▸ **PROBLEMA A RESOLVER**
Traduzca al inglés esta oración del texto sobre el etiquetado de alimentos: «Un ejemplo de recomendación saludable aprobada es que los esteroles, presentes en algunas bebidas, ayudan a bajar el colesterol».

▸ **TEXTO DE ORIGEN**

━━━━━━━━━━━━━━━━━━━━

Desconfíe del etiquetado: el truco del asterisco
Si ve una
etiqueta con alegaciones saludables, sospeche. Es la recomendación de José Manuel López Nicolás, profesor de la
Facultad de Biología de Murcia y autor del galardonado blog divulgativo
Scientia. En él carga duramente contra una industria que, según dice, trata de
engañar al consumidor. La pregunta que se hace es: “¿Por qué las autoridades no
lo evitan?”. El sistema es el siguiente: para que una etiqueta tenga una
alegación saludable, como que el producto baja el colesterol o es bueno para
las defensas, debe contener determinadas sustancias para las que la Agencia
Europea de Seguridad Alimentaria (EFSA en sus siglas en inglés)
haya aprobado esas recomendaciones. Hasta el momento, se han presentado 2.245
productos de los cuales, tras su análisis, la EFSA solo ha autorizado 250
recomendaciones saludables, es decir, un 11%. Un ejemplo de recomendación
saludable aprobada es que los esteroles, presentes en algunas bebidas, ayudan a
bajar el colesterol. Otro que la vitamina B6 ayuda a las defensas. López
Nicolás explica que la gran mayoría de los productos son legales porque los
eslóganes que usan son literalmente los que ha probado la EFSA. “El problema es
que está referido a un ingrediente que se encuentra en una cantidad mínima,
pero toda la publicidad se basa en torno a otro ingrediente que no tiene nada
que ver y que es por lo que se paga. Por ejemplo, la vitamina B6, que suele
acompañar a los productos con lactobacillus. Esta vitamina es la que ayuda
verdaderamente a las defensas. Pero un plátano, que no tiene etiqueta, tiene el
triple de vitamina B6”, explica. Es lo que llama el truco del asterisco. El
problema es que ni siquiera todas las etiquetas que vemos respetan este límite
de cumplir la ley por el asterisco. Una vez que se comercializan los productos,
la competencia inspectora y sancionadora es de las comunidades autónomas. En
una campaña que llevó a cabo la Junta de Andalucía el año pasado, casi el 40%
de etiquetas de productos saludables y nutricionales no cumplía con la
normativa comunitaria. Grasas comestibles, platos cocinados y conservas acumulaban
el mayor número de incumplimientos. Están consideradas infracciones de carácter
leve y les corresponde una multa de entre 200 y 5.000 euros.

━━━━━━━━━━━━━━━━━━━━

▸ **ENTRADAS PROPORCIONADAS**
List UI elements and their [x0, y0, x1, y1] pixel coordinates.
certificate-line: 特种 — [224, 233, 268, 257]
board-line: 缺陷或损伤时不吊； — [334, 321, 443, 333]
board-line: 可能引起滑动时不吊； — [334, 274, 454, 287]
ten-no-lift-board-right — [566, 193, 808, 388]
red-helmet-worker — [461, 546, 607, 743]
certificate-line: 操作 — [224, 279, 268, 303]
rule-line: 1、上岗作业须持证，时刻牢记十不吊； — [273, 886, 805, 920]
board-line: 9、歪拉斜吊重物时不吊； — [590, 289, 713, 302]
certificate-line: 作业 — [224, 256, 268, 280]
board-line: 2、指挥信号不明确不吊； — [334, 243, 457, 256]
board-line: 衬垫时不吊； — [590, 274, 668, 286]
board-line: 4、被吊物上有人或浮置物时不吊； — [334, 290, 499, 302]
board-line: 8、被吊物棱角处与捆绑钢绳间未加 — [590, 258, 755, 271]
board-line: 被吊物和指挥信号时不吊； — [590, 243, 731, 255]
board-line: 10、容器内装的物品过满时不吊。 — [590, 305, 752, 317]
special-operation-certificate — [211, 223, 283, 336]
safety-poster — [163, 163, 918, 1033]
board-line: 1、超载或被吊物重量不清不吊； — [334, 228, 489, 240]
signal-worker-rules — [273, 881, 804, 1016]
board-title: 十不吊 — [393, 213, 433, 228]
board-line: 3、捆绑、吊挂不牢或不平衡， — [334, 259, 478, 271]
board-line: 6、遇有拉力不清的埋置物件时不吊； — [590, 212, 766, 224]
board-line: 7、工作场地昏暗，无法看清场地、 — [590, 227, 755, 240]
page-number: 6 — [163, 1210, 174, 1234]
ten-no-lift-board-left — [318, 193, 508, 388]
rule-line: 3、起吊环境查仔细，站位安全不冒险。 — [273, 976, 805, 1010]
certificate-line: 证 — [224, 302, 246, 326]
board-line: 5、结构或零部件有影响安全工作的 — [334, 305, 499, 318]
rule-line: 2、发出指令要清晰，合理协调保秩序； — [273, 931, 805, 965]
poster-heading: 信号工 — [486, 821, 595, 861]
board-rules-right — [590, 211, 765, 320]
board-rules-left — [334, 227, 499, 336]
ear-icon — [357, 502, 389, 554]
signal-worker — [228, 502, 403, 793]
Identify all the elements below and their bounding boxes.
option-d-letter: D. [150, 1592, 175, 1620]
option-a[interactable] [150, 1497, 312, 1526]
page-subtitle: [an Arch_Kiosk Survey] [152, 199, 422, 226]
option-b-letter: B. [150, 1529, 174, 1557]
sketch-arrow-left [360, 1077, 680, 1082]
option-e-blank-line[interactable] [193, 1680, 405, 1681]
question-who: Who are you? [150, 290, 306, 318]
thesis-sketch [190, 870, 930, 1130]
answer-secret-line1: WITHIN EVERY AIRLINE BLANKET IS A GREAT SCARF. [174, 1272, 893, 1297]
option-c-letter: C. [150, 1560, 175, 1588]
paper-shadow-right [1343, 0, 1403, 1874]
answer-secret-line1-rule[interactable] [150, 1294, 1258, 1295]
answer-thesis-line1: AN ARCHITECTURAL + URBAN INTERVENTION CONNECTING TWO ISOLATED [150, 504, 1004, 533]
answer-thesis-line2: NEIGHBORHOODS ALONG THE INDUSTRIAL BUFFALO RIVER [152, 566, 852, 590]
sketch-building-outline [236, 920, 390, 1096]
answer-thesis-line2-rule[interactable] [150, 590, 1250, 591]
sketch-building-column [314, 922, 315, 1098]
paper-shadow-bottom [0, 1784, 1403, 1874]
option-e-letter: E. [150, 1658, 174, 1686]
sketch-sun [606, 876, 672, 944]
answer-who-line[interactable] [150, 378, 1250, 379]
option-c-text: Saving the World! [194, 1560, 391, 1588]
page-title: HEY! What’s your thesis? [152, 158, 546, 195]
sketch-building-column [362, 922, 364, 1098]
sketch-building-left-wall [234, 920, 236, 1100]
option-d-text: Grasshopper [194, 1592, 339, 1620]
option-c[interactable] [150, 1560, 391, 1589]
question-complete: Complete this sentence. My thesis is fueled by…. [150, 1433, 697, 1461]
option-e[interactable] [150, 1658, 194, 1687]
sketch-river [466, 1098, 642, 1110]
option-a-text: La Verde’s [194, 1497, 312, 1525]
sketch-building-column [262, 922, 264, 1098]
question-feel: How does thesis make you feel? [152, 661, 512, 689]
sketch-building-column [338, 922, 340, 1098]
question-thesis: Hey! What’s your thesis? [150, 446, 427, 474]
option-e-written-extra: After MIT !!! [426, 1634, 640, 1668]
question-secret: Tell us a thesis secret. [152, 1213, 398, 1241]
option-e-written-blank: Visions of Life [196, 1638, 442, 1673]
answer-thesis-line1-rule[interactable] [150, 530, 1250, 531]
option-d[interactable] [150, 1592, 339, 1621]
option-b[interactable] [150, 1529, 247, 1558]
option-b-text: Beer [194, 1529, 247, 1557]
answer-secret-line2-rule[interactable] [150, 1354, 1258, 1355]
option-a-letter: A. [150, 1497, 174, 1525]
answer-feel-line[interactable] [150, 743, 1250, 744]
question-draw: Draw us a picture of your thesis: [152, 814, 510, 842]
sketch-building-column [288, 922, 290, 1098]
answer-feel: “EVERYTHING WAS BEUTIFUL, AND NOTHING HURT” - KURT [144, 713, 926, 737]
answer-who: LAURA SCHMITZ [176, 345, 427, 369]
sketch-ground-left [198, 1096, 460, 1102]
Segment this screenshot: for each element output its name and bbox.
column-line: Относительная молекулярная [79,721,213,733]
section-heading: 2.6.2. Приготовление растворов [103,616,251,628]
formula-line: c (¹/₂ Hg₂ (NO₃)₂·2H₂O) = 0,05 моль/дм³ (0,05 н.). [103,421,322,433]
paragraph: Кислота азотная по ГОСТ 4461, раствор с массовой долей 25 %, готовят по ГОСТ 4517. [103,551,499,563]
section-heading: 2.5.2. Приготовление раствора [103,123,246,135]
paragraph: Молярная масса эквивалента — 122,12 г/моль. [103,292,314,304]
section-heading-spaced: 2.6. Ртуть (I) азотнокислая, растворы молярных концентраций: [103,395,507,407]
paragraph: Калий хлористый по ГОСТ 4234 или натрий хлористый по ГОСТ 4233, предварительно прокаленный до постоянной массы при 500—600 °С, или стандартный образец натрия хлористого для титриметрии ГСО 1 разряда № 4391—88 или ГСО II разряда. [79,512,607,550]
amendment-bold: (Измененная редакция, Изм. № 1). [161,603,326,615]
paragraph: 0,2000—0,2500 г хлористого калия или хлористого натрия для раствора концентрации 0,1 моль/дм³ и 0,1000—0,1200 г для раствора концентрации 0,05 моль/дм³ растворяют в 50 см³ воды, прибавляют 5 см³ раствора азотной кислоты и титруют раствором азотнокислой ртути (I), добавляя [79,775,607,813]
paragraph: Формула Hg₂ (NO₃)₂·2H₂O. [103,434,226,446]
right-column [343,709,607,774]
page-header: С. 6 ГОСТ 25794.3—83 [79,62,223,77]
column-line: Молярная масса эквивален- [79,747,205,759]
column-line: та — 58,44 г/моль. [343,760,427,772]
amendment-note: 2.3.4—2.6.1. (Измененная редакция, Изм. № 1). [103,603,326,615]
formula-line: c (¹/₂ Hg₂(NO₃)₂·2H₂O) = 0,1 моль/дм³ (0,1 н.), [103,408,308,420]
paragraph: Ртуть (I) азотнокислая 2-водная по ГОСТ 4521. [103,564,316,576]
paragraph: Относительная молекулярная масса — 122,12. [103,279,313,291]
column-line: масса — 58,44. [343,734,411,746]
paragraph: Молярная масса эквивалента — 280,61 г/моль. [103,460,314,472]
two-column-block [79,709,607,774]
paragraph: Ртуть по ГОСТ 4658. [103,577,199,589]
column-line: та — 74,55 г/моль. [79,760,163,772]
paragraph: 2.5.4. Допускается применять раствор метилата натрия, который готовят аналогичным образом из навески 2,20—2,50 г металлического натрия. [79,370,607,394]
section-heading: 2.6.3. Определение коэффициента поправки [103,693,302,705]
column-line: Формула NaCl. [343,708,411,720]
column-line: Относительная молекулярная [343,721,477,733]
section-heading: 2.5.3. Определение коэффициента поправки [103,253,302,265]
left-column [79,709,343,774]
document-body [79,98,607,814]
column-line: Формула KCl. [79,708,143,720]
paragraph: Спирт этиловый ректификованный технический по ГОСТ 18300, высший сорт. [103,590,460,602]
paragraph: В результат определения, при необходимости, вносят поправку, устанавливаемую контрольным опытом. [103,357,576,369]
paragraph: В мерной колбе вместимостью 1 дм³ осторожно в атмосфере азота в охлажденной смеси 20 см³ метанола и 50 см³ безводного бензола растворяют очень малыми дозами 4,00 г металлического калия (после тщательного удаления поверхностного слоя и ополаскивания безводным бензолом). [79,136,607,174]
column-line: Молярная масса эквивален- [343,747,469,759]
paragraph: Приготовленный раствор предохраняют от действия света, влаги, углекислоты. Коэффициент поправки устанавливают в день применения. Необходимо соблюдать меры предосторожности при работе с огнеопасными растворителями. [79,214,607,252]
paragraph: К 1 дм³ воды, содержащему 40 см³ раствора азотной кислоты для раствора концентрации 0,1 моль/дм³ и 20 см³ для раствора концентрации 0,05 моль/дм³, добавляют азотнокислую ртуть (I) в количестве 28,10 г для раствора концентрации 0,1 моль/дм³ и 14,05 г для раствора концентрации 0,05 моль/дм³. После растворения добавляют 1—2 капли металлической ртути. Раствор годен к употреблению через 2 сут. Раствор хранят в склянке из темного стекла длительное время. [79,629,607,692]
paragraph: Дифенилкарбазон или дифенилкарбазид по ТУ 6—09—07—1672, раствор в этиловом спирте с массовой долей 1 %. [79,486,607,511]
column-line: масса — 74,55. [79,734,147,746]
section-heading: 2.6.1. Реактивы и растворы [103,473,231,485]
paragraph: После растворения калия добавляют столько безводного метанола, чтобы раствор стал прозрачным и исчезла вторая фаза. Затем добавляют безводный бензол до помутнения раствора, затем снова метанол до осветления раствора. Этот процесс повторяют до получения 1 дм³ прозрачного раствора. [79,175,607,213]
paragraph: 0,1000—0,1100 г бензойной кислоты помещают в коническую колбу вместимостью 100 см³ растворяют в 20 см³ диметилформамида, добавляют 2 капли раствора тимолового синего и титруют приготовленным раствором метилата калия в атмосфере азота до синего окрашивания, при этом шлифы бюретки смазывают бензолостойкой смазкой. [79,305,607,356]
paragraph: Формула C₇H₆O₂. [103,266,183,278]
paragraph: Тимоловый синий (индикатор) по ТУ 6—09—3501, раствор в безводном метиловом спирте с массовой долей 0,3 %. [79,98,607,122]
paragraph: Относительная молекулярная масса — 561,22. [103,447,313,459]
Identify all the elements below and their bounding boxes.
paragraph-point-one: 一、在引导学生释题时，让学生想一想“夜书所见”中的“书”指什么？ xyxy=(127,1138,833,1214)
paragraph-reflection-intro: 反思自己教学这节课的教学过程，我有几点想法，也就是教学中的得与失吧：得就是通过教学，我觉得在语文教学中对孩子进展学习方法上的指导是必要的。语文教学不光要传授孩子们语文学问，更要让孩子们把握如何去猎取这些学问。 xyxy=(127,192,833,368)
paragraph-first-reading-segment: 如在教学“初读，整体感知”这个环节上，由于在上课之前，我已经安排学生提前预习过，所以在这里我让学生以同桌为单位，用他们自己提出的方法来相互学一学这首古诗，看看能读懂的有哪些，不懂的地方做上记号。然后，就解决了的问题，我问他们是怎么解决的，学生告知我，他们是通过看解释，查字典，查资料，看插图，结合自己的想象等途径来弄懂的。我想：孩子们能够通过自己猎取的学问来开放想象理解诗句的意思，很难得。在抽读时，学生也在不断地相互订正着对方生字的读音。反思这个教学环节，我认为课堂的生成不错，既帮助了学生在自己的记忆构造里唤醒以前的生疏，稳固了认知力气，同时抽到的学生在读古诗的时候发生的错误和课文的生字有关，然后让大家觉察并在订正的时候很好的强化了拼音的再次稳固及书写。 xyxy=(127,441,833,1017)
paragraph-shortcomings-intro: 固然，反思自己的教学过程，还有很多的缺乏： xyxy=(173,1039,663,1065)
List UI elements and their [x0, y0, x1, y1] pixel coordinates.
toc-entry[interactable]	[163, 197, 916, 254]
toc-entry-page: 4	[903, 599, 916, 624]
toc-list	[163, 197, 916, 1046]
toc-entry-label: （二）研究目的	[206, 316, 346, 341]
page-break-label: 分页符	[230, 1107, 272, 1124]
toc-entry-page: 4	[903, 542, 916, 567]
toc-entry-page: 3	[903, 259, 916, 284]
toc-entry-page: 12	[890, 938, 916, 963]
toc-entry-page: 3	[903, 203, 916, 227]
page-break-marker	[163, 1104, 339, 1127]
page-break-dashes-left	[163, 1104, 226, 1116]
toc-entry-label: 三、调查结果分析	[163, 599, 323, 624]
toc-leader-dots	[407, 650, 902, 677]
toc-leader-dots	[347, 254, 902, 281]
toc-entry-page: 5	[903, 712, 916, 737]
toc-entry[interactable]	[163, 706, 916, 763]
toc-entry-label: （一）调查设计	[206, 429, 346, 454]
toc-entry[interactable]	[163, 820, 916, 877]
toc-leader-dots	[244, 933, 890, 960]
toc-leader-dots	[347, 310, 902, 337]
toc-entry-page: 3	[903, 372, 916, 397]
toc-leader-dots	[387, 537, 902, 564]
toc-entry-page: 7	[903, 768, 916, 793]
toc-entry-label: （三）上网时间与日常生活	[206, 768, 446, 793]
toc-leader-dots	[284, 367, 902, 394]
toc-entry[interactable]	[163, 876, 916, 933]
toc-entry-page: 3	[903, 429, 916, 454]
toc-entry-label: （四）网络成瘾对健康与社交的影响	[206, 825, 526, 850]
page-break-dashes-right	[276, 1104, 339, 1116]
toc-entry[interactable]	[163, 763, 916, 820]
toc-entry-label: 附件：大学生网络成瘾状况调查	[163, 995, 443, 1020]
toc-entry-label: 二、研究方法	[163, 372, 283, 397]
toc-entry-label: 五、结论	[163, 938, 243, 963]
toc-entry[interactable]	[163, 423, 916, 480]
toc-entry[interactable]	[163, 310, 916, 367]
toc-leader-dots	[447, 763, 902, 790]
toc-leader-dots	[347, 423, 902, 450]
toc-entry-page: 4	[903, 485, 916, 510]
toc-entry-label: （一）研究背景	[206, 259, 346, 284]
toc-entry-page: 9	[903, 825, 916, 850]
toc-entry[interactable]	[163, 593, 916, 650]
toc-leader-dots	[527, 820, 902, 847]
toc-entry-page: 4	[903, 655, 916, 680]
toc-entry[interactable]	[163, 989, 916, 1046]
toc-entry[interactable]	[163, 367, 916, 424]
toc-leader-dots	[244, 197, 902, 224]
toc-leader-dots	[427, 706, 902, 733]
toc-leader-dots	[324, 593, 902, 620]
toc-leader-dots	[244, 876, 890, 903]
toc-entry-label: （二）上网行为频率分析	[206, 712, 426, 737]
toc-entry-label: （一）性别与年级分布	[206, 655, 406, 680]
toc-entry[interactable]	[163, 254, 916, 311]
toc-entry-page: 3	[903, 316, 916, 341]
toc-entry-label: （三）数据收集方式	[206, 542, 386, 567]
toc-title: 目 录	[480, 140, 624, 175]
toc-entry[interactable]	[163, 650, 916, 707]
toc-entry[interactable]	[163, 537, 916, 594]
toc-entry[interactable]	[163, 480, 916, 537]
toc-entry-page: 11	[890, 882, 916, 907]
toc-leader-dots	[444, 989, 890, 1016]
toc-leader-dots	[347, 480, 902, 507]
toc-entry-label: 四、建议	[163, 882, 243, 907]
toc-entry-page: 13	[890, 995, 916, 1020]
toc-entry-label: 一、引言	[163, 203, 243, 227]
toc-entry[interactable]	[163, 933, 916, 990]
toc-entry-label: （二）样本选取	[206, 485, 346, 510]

━━━━━━━━━━━━━━━━━━━━

▸ **RESULTADO DE LA TAREA**
One example of an approved health claim is that sterols, found in some drinks, help lower cholesterol.